# Task directions
Omit every picture and write out the rest of the records exactly.
++++ Information shown
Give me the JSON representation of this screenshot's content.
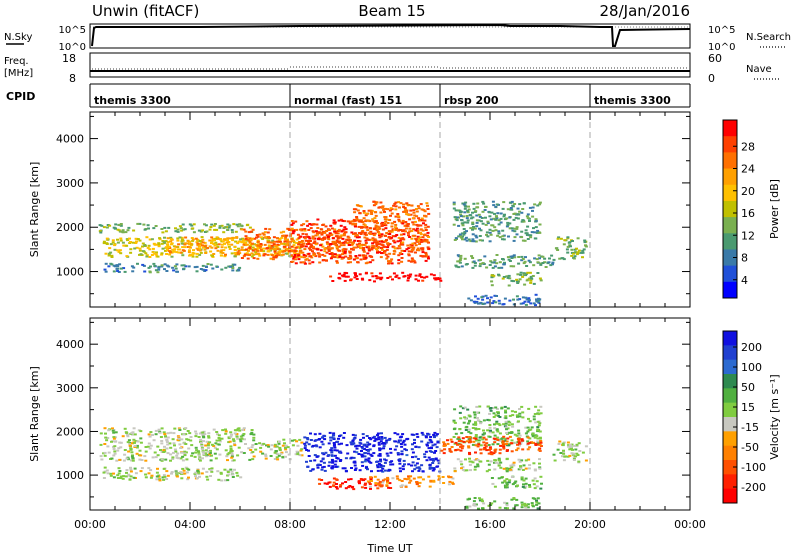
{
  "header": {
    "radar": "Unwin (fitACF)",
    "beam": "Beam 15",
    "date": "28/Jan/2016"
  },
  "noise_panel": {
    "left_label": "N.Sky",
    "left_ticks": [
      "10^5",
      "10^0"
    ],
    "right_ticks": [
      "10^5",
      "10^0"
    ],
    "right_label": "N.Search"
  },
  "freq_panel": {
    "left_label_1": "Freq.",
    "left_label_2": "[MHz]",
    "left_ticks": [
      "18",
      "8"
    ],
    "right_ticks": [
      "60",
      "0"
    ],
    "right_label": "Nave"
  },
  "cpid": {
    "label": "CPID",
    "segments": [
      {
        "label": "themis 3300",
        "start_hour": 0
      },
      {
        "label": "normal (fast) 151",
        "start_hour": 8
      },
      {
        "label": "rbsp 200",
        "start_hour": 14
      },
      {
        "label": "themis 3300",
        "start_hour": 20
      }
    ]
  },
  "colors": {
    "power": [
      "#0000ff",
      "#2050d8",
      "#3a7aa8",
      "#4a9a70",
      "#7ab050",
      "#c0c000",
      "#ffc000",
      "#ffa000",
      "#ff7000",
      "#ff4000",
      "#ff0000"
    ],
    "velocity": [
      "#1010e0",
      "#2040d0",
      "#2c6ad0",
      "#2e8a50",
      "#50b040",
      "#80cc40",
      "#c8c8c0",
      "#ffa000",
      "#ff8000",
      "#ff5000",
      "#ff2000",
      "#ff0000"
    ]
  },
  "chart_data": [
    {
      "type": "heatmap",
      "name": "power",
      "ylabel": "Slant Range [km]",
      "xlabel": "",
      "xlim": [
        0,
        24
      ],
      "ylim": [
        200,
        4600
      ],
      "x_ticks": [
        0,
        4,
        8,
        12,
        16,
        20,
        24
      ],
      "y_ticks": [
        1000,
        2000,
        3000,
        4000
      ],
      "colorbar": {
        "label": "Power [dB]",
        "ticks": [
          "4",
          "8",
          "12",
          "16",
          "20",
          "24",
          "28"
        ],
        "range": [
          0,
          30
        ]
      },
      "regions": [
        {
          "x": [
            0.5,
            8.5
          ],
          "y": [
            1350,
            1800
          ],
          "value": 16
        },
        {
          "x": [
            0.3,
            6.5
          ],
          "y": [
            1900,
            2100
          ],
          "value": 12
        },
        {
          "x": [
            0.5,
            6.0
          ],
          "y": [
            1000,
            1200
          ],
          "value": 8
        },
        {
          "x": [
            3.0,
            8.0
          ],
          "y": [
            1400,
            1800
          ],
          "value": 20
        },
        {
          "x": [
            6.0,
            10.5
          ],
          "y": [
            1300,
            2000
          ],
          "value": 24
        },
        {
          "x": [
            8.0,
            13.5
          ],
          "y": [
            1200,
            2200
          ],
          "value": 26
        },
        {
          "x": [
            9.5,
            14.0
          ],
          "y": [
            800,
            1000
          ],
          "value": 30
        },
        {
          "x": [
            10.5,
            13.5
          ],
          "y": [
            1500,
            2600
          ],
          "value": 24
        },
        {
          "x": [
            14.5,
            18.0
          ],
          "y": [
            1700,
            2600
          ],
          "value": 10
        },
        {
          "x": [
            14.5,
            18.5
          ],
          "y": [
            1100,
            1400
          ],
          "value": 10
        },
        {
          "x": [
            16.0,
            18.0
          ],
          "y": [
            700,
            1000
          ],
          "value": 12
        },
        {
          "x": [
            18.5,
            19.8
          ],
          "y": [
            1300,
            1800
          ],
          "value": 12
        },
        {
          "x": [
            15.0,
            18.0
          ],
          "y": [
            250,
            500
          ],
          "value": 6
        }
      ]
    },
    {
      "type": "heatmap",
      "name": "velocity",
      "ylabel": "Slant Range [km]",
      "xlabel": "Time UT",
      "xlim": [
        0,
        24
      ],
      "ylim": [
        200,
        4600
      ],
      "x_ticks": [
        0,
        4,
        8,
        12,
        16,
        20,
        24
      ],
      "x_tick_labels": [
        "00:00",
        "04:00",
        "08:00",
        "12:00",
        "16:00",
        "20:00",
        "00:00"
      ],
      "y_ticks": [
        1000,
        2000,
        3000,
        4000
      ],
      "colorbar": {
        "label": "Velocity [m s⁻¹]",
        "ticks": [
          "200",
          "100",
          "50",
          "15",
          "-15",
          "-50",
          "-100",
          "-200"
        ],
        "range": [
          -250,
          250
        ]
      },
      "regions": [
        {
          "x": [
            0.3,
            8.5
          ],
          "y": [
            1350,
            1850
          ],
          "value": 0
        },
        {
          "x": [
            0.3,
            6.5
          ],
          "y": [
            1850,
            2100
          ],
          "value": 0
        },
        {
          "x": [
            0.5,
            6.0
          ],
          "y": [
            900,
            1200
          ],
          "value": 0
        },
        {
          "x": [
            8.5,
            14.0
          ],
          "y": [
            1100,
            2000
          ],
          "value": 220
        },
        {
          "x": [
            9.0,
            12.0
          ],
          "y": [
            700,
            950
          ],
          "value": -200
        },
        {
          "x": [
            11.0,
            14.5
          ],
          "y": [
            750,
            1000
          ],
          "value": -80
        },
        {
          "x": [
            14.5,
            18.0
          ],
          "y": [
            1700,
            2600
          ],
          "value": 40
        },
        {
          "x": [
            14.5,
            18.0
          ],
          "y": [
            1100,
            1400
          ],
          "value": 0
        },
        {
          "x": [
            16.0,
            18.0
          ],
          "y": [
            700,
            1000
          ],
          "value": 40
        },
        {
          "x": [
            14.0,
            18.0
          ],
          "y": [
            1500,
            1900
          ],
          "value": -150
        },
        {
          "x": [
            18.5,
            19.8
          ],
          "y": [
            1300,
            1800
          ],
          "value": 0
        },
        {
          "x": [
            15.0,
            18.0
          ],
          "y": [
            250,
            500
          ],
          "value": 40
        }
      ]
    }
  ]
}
++++++++
# Answer
Give me the JSON representation of this screenshot's content.
{
  "header": {
    "radar": "Unwin (fitACF)",
    "beam": "Beam 15",
    "date": "28/Jan/2016"
  },
  "noise_panel": {
    "left_label": "N.Sky",
    "left_ticks": [
      "10^5",
      "10^0"
    ],
    "right_ticks": [
      "10^5",
      "10^0"
    ],
    "right_label": "N.Search"
  },
  "freq_panel": {
    "left_label_1": "Freq.",
    "left_label_2": "[MHz]",
    "left_ticks": [
      "18",
      "8"
    ],
    "right_ticks": [
      "60",
      "0"
    ],
    "right_label": "Nave"
  },
  "cpid": {
    "label": "CPID",
    "segments": [
      {
        "label": "themis 3300",
        "start_hour": 0
      },
      {
        "label": "normal (fast) 151",
        "start_hour": 8
      },
      {
        "label": "rbsp 200",
        "start_hour": 14
      },
      {
        "label": "themis 3300",
        "start_hour": 20
      }
    ]
  },
  "colors": {
    "power": [
      "#0000ff",
      "#2050d8",
      "#3a7aa8",
      "#4a9a70",
      "#7ab050",
      "#c0c000",
      "#ffc000",
      "#ffa000",
      "#ff7000",
      "#ff4000",
      "#ff0000"
    ],
    "velocity": [
      "#1010e0",
      "#2040d0",
      "#2c6ad0",
      "#2e8a50",
      "#50b040",
      "#80cc40",
      "#c8c8c0",
      "#ffa000",
      "#ff8000",
      "#ff5000",
      "#ff2000",
      "#ff0000"
    ]
  },
  "chart_data": [
    {
      "type": "heatmap",
      "name": "power",
      "ylabel": "Slant Range [km]",
      "xlabel": "",
      "xlim": [
        0,
        24
      ],
      "ylim": [
        200,
        4600
      ],
      "x_ticks": [
        0,
        4,
        8,
        12,
        16,
        20,
        24
      ],
      "y_ticks": [
        1000,
        2000,
        3000,
        4000
      ],
      "colorbar": {
        "label": "Power [dB]",
        "ticks": [
          "4",
          "8",
          "12",
          "16",
          "20",
          "24",
          "28"
        ],
        "range": [
          0,
          30
        ]
      },
      "regions": [
        {
          "x": [
            0.5,
            8.5
          ],
          "y": [
            1350,
            1800
          ],
          "value": 16
        },
        {
          "x": [
            0.3,
            6.5
          ],
          "y": [
            1900,
            2100
          ],
          "value": 12
        },
        {
          "x": [
            0.5,
            6.0
          ],
          "y": [
            1000,
            1200
          ],
          "value": 8
        },
        {
          "x": [
            3.0,
            8.0
          ],
          "y": [
            1400,
            1800
          ],
          "value": 20
        },
        {
          "x": [
            6.0,
            10.5
          ],
          "y": [
            1300,
            2000
          ],
          "value": 24
        },
        {
          "x": [
            8.0,
            13.5
          ],
          "y": [
            1200,
            2200
          ],
          "value": 26
        },
        {
          "x": [
            9.5,
            14.0
          ],
          "y": [
            800,
            1000
          ],
          "value": 30
        },
        {
          "x": [
            10.5,
            13.5
          ],
          "y": [
            1500,
            2600
          ],
          "value": 24
        },
        {
          "x": [
            14.5,
            18.0
          ],
          "y": [
            1700,
            2600
          ],
          "value": 10
        },
        {
          "x": [
            14.5,
            18.5
          ],
          "y": [
            1100,
            1400
          ],
          "value": 10
        },
        {
          "x": [
            16.0,
            18.0
          ],
          "y": [
            700,
            1000
          ],
          "value": 12
        },
        {
          "x": [
            18.5,
            19.8
          ],
          "y": [
            1300,
            1800
          ],
          "value": 12
        },
        {
          "x": [
            15.0,
            18.0
          ],
          "y": [
            250,
            500
          ],
          "value": 6
        }
      ]
    },
    {
      "type": "heatmap",
      "name": "velocity",
      "ylabel": "Slant Range [km]",
      "xlabel": "Time UT",
      "xlim": [
        0,
        24
      ],
      "ylim": [
        200,
        4600
      ],
      "x_ticks": [
        0,
        4,
        8,
        12,
        16,
        20,
        24
      ],
      "x_tick_labels": [
        "00:00",
        "04:00",
        "08:00",
        "12:00",
        "16:00",
        "20:00",
        "00:00"
      ],
      "y_ticks": [
        1000,
        2000,
        3000,
        4000
      ],
      "colorbar": {
        "label": "Velocity [m s⁻¹]",
        "ticks": [
          "200",
          "100",
          "50",
          "15",
          "-15",
          "-50",
          "-100",
          "-200"
        ],
        "range": [
          -250,
          250
        ]
      },
      "regions": [
        {
          "x": [
            0.3,
            8.5
          ],
          "y": [
            1350,
            1850
          ],
          "value": 0
        },
        {
          "x": [
            0.3,
            6.5
          ],
          "y": [
            1850,
            2100
          ],
          "value": 0
        },
        {
          "x": [
            0.5,
            6.0
          ],
          "y": [
            900,
            1200
          ],
          "value": 0
        },
        {
          "x": [
            8.5,
            14.0
          ],
          "y": [
            1100,
            2000
          ],
          "value": 220
        },
        {
          "x": [
            9.0,
            12.0
          ],
          "y": [
            700,
            950
          ],
          "value": -200
        },
        {
          "x": [
            11.0,
            14.5
          ],
          "y": [
            750,
            1000
          ],
          "value": -80
        },
        {
          "x": [
            14.5,
            18.0
          ],
          "y": [
            1700,
            2600
          ],
          "value": 40
        },
        {
          "x": [
            14.5,
            18.0
          ],
          "y": [
            1100,
            1400
          ],
          "value": 0
        },
        {
          "x": [
            16.0,
            18.0
          ],
          "y": [
            700,
            1000
          ],
          "value": 40
        },
        {
          "x": [
            14.0,
            18.0
          ],
          "y": [
            1500,
            1900
          ],
          "value": -150
        },
        {
          "x": [
            18.5,
            19.8
          ],
          "y": [
            1300,
            1800
          ],
          "value": 0
        },
        {
          "x": [
            15.0,
            18.0
          ],
          "y": [
            250,
            500
          ],
          "value": 40
        }
      ]
    }
  ]
}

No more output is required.